Problem details: Find the lines that contain the word "JSON" and copy each one.

[Stored dataset items]
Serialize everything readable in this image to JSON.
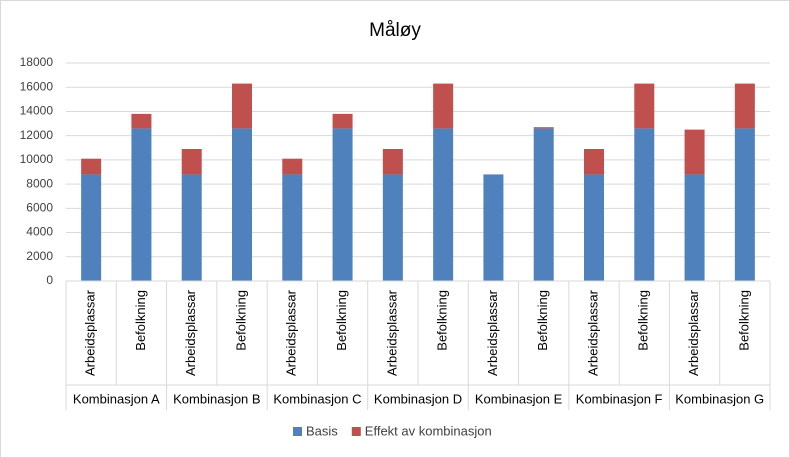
{
  "chart_data": {
    "type": "stacked-bar",
    "title": "Måløy",
    "categories": [
      "Arbeidsplassar",
      "Befolkning",
      "Arbeidsplassar",
      "Befolkning",
      "Arbeidsplassar",
      "Befolkning",
      "Arbeidsplassar",
      "Befolkning",
      "Arbeidsplassar",
      "Befolkning",
      "Arbeidsplassar",
      "Befolkning",
      "Arbeidsplassar",
      "Befolkning"
    ],
    "category_groups": [
      "Kombinasjon A",
      "Kombinasjon B",
      "Kombinasjon C",
      "Kombinasjon D",
      "Kombinasjon E",
      "Kombinasjon F",
      "Kombinasjon G"
    ],
    "series": [
      {
        "name": "Basis",
        "color": "#4f81bd",
        "values": [
          8800,
          12600,
          8800,
          12600,
          8800,
          12600,
          8800,
          12600,
          8800,
          12600,
          8800,
          12600,
          8800,
          12600
        ]
      },
      {
        "name": "Effekt av kombinasjon",
        "color": "#c0504d",
        "values": [
          1300,
          1200,
          2100,
          3700,
          1300,
          1200,
          2100,
          3700,
          0,
          100,
          2100,
          3700,
          3700,
          3700
        ]
      }
    ],
    "ylim": [
      0,
      18000
    ],
    "yticks": [
      0,
      2000,
      4000,
      6000,
      8000,
      10000,
      12000,
      14000,
      16000,
      18000
    ],
    "grid": true,
    "legend": "bottom"
  }
}
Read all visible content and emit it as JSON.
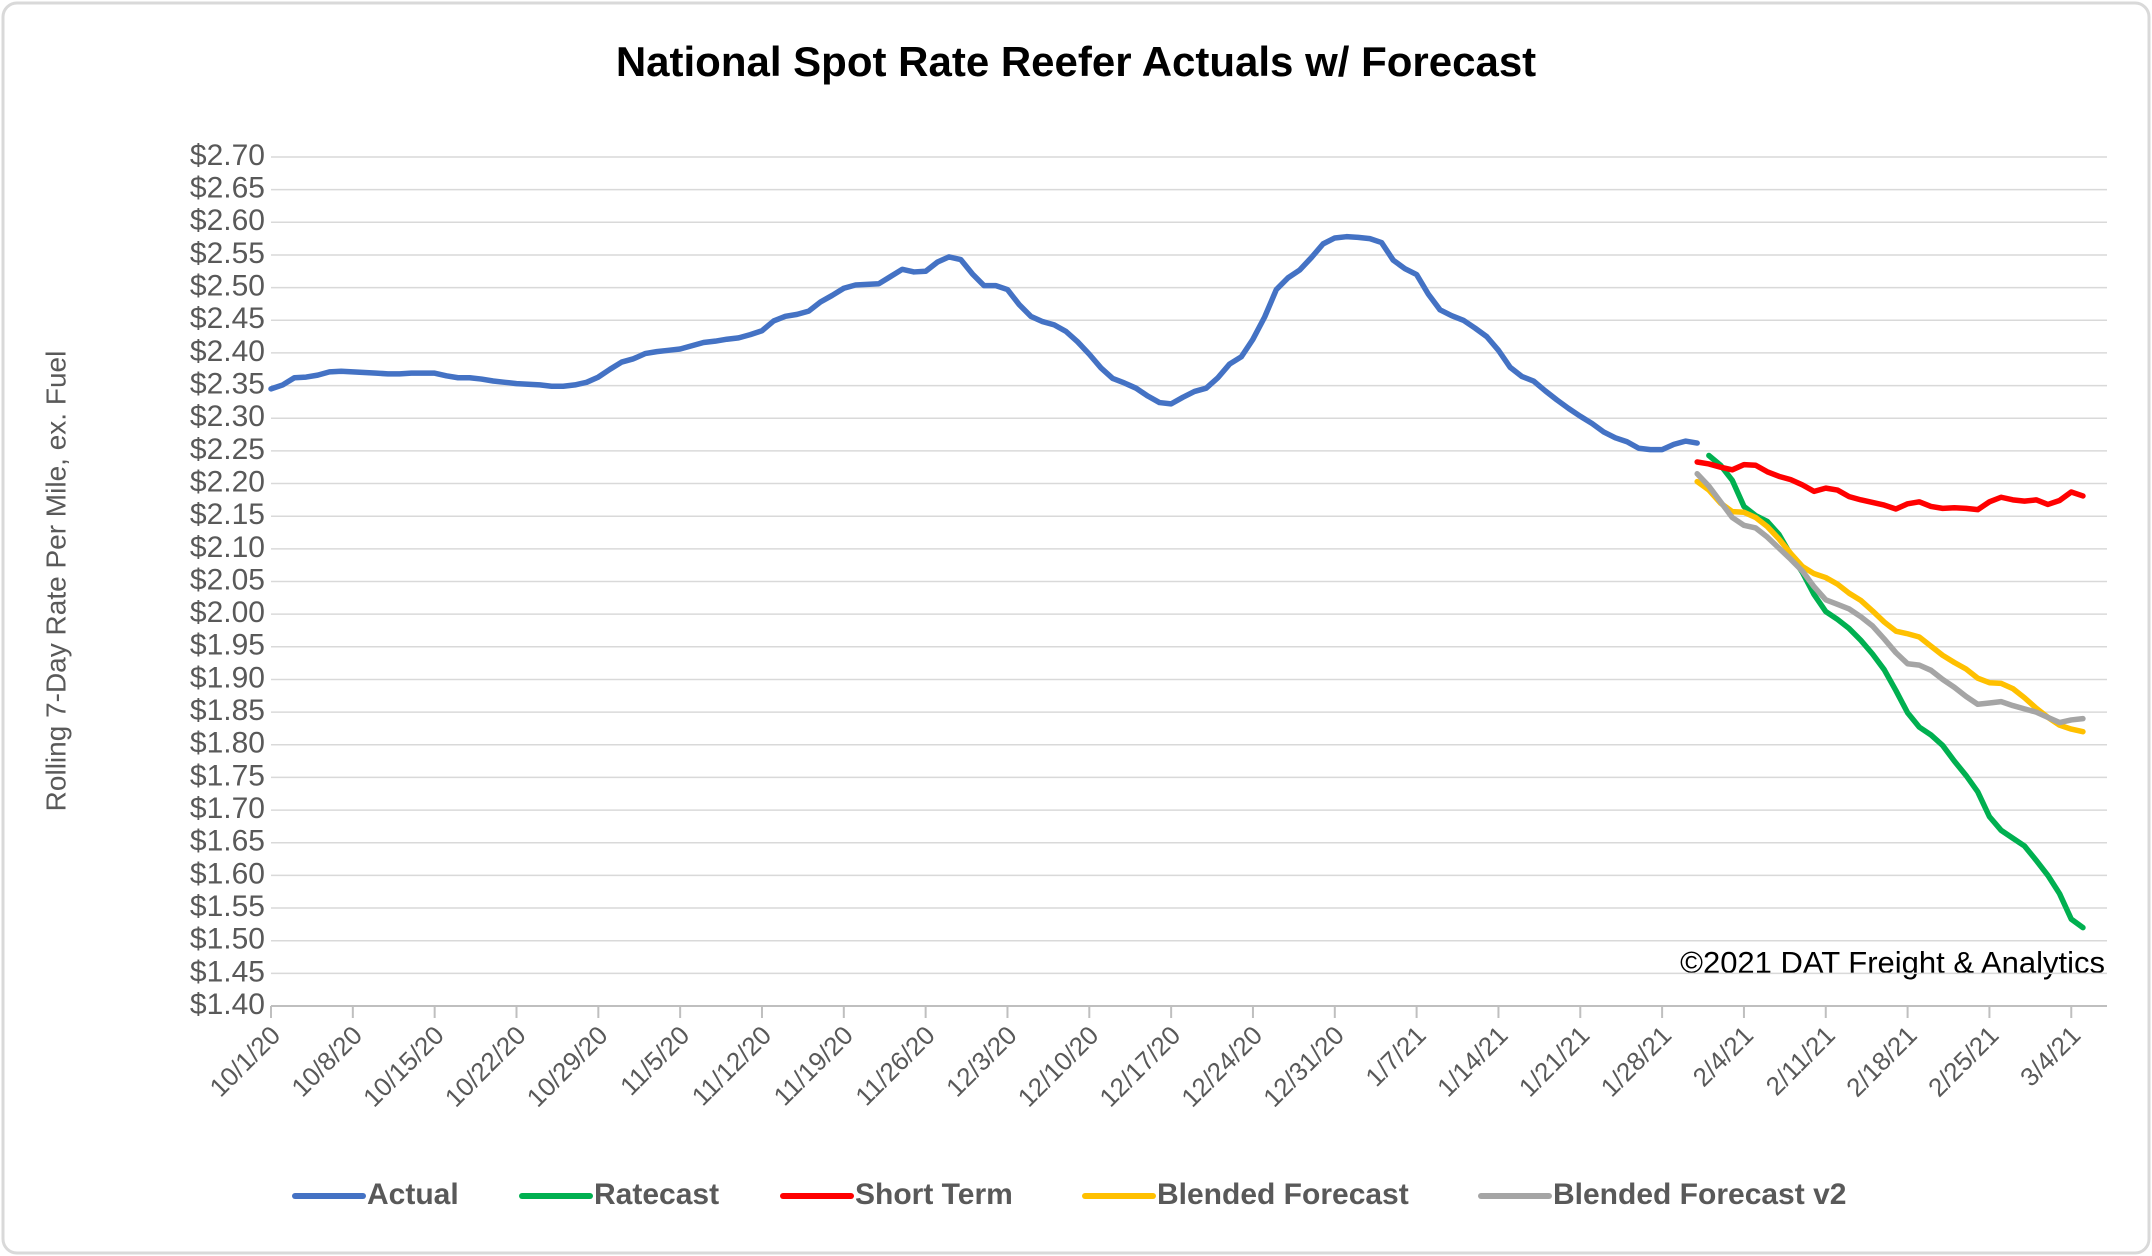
{
  "chart_data": {
    "type": "line",
    "title": "National Spot Rate Reefer Actuals w/ Forecast",
    "y_label": "Rolling 7-Day Rate Per Mile, ex. Fuel",
    "annotation": "©2021 DAT Freight & Analytics",
    "grid": true,
    "legend": "bottom",
    "categories": [
      "10/1/20",
      null,
      null,
      null,
      null,
      null,
      null,
      "10/8/20",
      null,
      null,
      null,
      null,
      null,
      null,
      "10/15/20",
      null,
      null,
      null,
      null,
      null,
      null,
      "10/22/20",
      null,
      null,
      null,
      null,
      null,
      null,
      "10/29/20",
      null,
      null,
      null,
      null,
      null,
      null,
      "11/5/20",
      null,
      null,
      null,
      null,
      null,
      null,
      "11/12/20",
      null,
      null,
      null,
      null,
      null,
      null,
      "11/19/20",
      null,
      null,
      null,
      null,
      null,
      null,
      "11/26/20",
      null,
      null,
      null,
      null,
      null,
      null,
      "12/3/20",
      null,
      null,
      null,
      null,
      null,
      null,
      "12/10/20",
      null,
      null,
      null,
      null,
      null,
      null,
      "12/17/20",
      null,
      null,
      null,
      null,
      null,
      null,
      "12/24/20",
      null,
      null,
      null,
      null,
      null,
      null,
      "12/31/20",
      null,
      null,
      null,
      null,
      null,
      null,
      "1/7/21",
      null,
      null,
      null,
      null,
      null,
      null,
      "1/14/21",
      null,
      null,
      null,
      null,
      null,
      null,
      "1/21/21",
      null,
      null,
      null,
      null,
      null,
      null,
      "1/28/21",
      null,
      null,
      null,
      null,
      null,
      null,
      "2/4/21",
      null,
      null,
      null,
      null,
      null,
      null,
      "2/11/21",
      null,
      null,
      null,
      null,
      null,
      null,
      "2/18/21",
      null,
      null,
      null,
      null,
      null,
      null,
      "2/25/21",
      null,
      null,
      null,
      null,
      null,
      null,
      "3/4/21",
      null
    ],
    "ylim": [
      1.4,
      2.7
    ],
    "yticks": [
      {
        "value": 1.4,
        "label": "$1.40"
      },
      {
        "value": 1.45,
        "label": "$1.45"
      },
      {
        "value": 1.5,
        "label": "$1.50"
      },
      {
        "value": 1.55,
        "label": "$1.55"
      },
      {
        "value": 1.6,
        "label": "$1.60"
      },
      {
        "value": 1.65,
        "label": "$1.65"
      },
      {
        "value": 1.7,
        "label": "$1.70"
      },
      {
        "value": 1.75,
        "label": "$1.75"
      },
      {
        "value": 1.8,
        "label": "$1.80"
      },
      {
        "value": 1.85,
        "label": "$1.85"
      },
      {
        "value": 1.9,
        "label": "$1.90"
      },
      {
        "value": 1.95,
        "label": "$1.95"
      },
      {
        "value": 2.0,
        "label": "$2.00"
      },
      {
        "value": 2.05,
        "label": "$2.05"
      },
      {
        "value": 2.1,
        "label": "$2.10"
      },
      {
        "value": 2.15,
        "label": "$2.15"
      },
      {
        "value": 2.2,
        "label": "$2.20"
      },
      {
        "value": 2.25,
        "label": "$2.25"
      },
      {
        "value": 2.3,
        "label": "$2.30"
      },
      {
        "value": 2.35,
        "label": "$2.35"
      },
      {
        "value": 2.4,
        "label": "$2.40"
      },
      {
        "value": 2.45,
        "label": "$2.45"
      },
      {
        "value": 2.5,
        "label": "$2.50"
      },
      {
        "value": 2.55,
        "label": "$2.55"
      },
      {
        "value": 2.6,
        "label": "$2.60"
      },
      {
        "value": 2.65,
        "label": "$2.65"
      },
      {
        "value": 2.7,
        "label": "$2.70"
      }
    ],
    "series": [
      {
        "name": "Actual",
        "color": "#4472c4",
        "values": [
          2.345,
          2.351,
          2.362,
          2.363,
          2.366,
          2.371,
          2.372,
          2.371,
          2.37,
          2.369,
          2.368,
          2.368,
          2.369,
          2.369,
          2.369,
          2.365,
          2.362,
          2.362,
          2.36,
          2.357,
          2.355,
          2.353,
          2.352,
          2.351,
          2.349,
          2.349,
          2.351,
          2.355,
          2.363,
          2.375,
          2.386,
          2.391,
          2.399,
          2.402,
          2.404,
          2.406,
          2.411,
          2.416,
          2.418,
          2.421,
          2.423,
          2.428,
          2.434,
          2.449,
          2.456,
          2.459,
          2.464,
          2.478,
          2.488,
          2.499,
          2.504,
          2.505,
          2.506,
          2.517,
          2.528,
          2.524,
          2.525,
          2.539,
          2.547,
          2.543,
          2.521,
          2.503,
          2.503,
          2.497,
          2.474,
          2.456,
          2.448,
          2.443,
          2.433,
          2.417,
          2.398,
          2.377,
          2.361,
          2.354,
          2.346,
          2.334,
          2.324,
          2.322,
          2.332,
          2.341,
          2.346,
          2.362,
          2.383,
          2.394,
          2.421,
          2.455,
          2.497,
          2.515,
          2.527,
          2.546,
          2.567,
          2.576,
          2.578,
          2.577,
          2.575,
          2.569,
          2.542,
          2.529,
          2.52,
          2.49,
          2.466,
          2.457,
          2.45,
          2.438,
          2.425,
          2.404,
          2.378,
          2.364,
          2.357,
          2.342,
          2.328,
          2.315,
          2.303,
          2.292,
          2.279,
          2.27,
          2.264,
          2.254,
          2.252,
          2.252,
          2.26,
          2.265,
          2.262,
          null,
          null,
          null,
          null,
          null,
          null,
          null,
          null,
          null,
          null,
          null,
          null,
          null,
          null,
          null,
          null,
          null,
          null,
          null,
          null,
          null,
          null,
          null,
          null,
          null,
          null,
          null,
          null,
          null,
          null,
          null,
          null,
          null
        ]
      },
      {
        "name": "Ratecast",
        "color": "#00b050",
        "values": [
          null,
          null,
          null,
          null,
          null,
          null,
          null,
          null,
          null,
          null,
          null,
          null,
          null,
          null,
          null,
          null,
          null,
          null,
          null,
          null,
          null,
          null,
          null,
          null,
          null,
          null,
          null,
          null,
          null,
          null,
          null,
          null,
          null,
          null,
          null,
          null,
          null,
          null,
          null,
          null,
          null,
          null,
          null,
          null,
          null,
          null,
          null,
          null,
          null,
          null,
          null,
          null,
          null,
          null,
          null,
          null,
          null,
          null,
          null,
          null,
          null,
          null,
          null,
          null,
          null,
          null,
          null,
          null,
          null,
          null,
          null,
          null,
          null,
          null,
          null,
          null,
          null,
          null,
          null,
          null,
          null,
          null,
          null,
          null,
          null,
          null,
          null,
          null,
          null,
          null,
          null,
          null,
          null,
          null,
          null,
          null,
          null,
          null,
          null,
          null,
          null,
          null,
          null,
          null,
          null,
          null,
          null,
          null,
          null,
          null,
          null,
          null,
          null,
          null,
          null,
          null,
          null,
          null,
          null,
          null,
          null,
          null,
          null,
          2.243,
          2.228,
          2.205,
          2.165,
          2.151,
          2.142,
          2.122,
          2.091,
          2.064,
          2.03,
          2.004,
          1.992,
          1.978,
          1.96,
          1.939,
          1.915,
          1.883,
          1.849,
          1.827,
          1.815,
          1.799,
          1.775,
          1.753,
          1.728,
          1.69,
          1.669,
          1.657,
          1.645,
          1.623,
          1.6,
          1.572,
          1.533,
          1.52
        ]
      },
      {
        "name": "Short Term",
        "color": "#ff0000",
        "values": [
          null,
          null,
          null,
          null,
          null,
          null,
          null,
          null,
          null,
          null,
          null,
          null,
          null,
          null,
          null,
          null,
          null,
          null,
          null,
          null,
          null,
          null,
          null,
          null,
          null,
          null,
          null,
          null,
          null,
          null,
          null,
          null,
          null,
          null,
          null,
          null,
          null,
          null,
          null,
          null,
          null,
          null,
          null,
          null,
          null,
          null,
          null,
          null,
          null,
          null,
          null,
          null,
          null,
          null,
          null,
          null,
          null,
          null,
          null,
          null,
          null,
          null,
          null,
          null,
          null,
          null,
          null,
          null,
          null,
          null,
          null,
          null,
          null,
          null,
          null,
          null,
          null,
          null,
          null,
          null,
          null,
          null,
          null,
          null,
          null,
          null,
          null,
          null,
          null,
          null,
          null,
          null,
          null,
          null,
          null,
          null,
          null,
          null,
          null,
          null,
          null,
          null,
          null,
          null,
          null,
          null,
          null,
          null,
          null,
          null,
          null,
          null,
          null,
          null,
          null,
          null,
          null,
          null,
          null,
          null,
          null,
          null,
          2.233,
          2.23,
          2.225,
          2.221,
          2.229,
          2.228,
          2.218,
          2.211,
          2.206,
          2.198,
          2.188,
          2.193,
          2.19,
          2.18,
          2.175,
          2.171,
          2.167,
          2.161,
          2.169,
          2.172,
          2.165,
          2.162,
          2.163,
          2.162,
          2.16,
          2.172,
          2.179,
          2.175,
          2.173,
          2.175,
          2.168,
          2.174,
          2.187,
          2.181
        ]
      },
      {
        "name": "Blended Forecast",
        "color": "#ffc000",
        "values": [
          null,
          null,
          null,
          null,
          null,
          null,
          null,
          null,
          null,
          null,
          null,
          null,
          null,
          null,
          null,
          null,
          null,
          null,
          null,
          null,
          null,
          null,
          null,
          null,
          null,
          null,
          null,
          null,
          null,
          null,
          null,
          null,
          null,
          null,
          null,
          null,
          null,
          null,
          null,
          null,
          null,
          null,
          null,
          null,
          null,
          null,
          null,
          null,
          null,
          null,
          null,
          null,
          null,
          null,
          null,
          null,
          null,
          null,
          null,
          null,
          null,
          null,
          null,
          null,
          null,
          null,
          null,
          null,
          null,
          null,
          null,
          null,
          null,
          null,
          null,
          null,
          null,
          null,
          null,
          null,
          null,
          null,
          null,
          null,
          null,
          null,
          null,
          null,
          null,
          null,
          null,
          null,
          null,
          null,
          null,
          null,
          null,
          null,
          null,
          null,
          null,
          null,
          null,
          null,
          null,
          null,
          null,
          null,
          null,
          null,
          null,
          null,
          null,
          null,
          null,
          null,
          null,
          null,
          null,
          null,
          null,
          null,
          2.203,
          2.19,
          2.17,
          2.157,
          2.156,
          2.148,
          2.134,
          2.115,
          2.093,
          2.073,
          2.062,
          2.056,
          2.046,
          2.032,
          2.021,
          2.005,
          1.988,
          1.974,
          1.97,
          1.965,
          1.951,
          1.937,
          1.926,
          1.916,
          1.902,
          1.895,
          1.894,
          1.886,
          1.872,
          1.856,
          1.842,
          1.83,
          1.824,
          1.82
        ]
      },
      {
        "name": "Blended Forecast v2",
        "color": "#a5a5a5",
        "values": [
          null,
          null,
          null,
          null,
          null,
          null,
          null,
          null,
          null,
          null,
          null,
          null,
          null,
          null,
          null,
          null,
          null,
          null,
          null,
          null,
          null,
          null,
          null,
          null,
          null,
          null,
          null,
          null,
          null,
          null,
          null,
          null,
          null,
          null,
          null,
          null,
          null,
          null,
          null,
          null,
          null,
          null,
          null,
          null,
          null,
          null,
          null,
          null,
          null,
          null,
          null,
          null,
          null,
          null,
          null,
          null,
          null,
          null,
          null,
          null,
          null,
          null,
          null,
          null,
          null,
          null,
          null,
          null,
          null,
          null,
          null,
          null,
          null,
          null,
          null,
          null,
          null,
          null,
          null,
          null,
          null,
          null,
          null,
          null,
          null,
          null,
          null,
          null,
          null,
          null,
          null,
          null,
          null,
          null,
          null,
          null,
          null,
          null,
          null,
          null,
          null,
          null,
          null,
          null,
          null,
          null,
          null,
          null,
          null,
          null,
          null,
          null,
          null,
          null,
          null,
          null,
          null,
          null,
          null,
          null,
          null,
          null,
          2.215,
          2.196,
          2.172,
          2.148,
          2.136,
          2.132,
          2.118,
          2.101,
          2.084,
          2.066,
          2.042,
          2.022,
          2.015,
          2.008,
          1.996,
          1.982,
          1.962,
          1.941,
          1.924,
          1.922,
          1.914,
          1.9,
          1.888,
          1.874,
          1.862,
          1.864,
          1.866,
          1.86,
          1.855,
          1.85,
          1.842,
          1.834,
          1.838,
          1.84
        ]
      }
    ]
  }
}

Exercise solution:
Serialize everything readable in this image to JSON.
Read all visible content and emit it as JSON.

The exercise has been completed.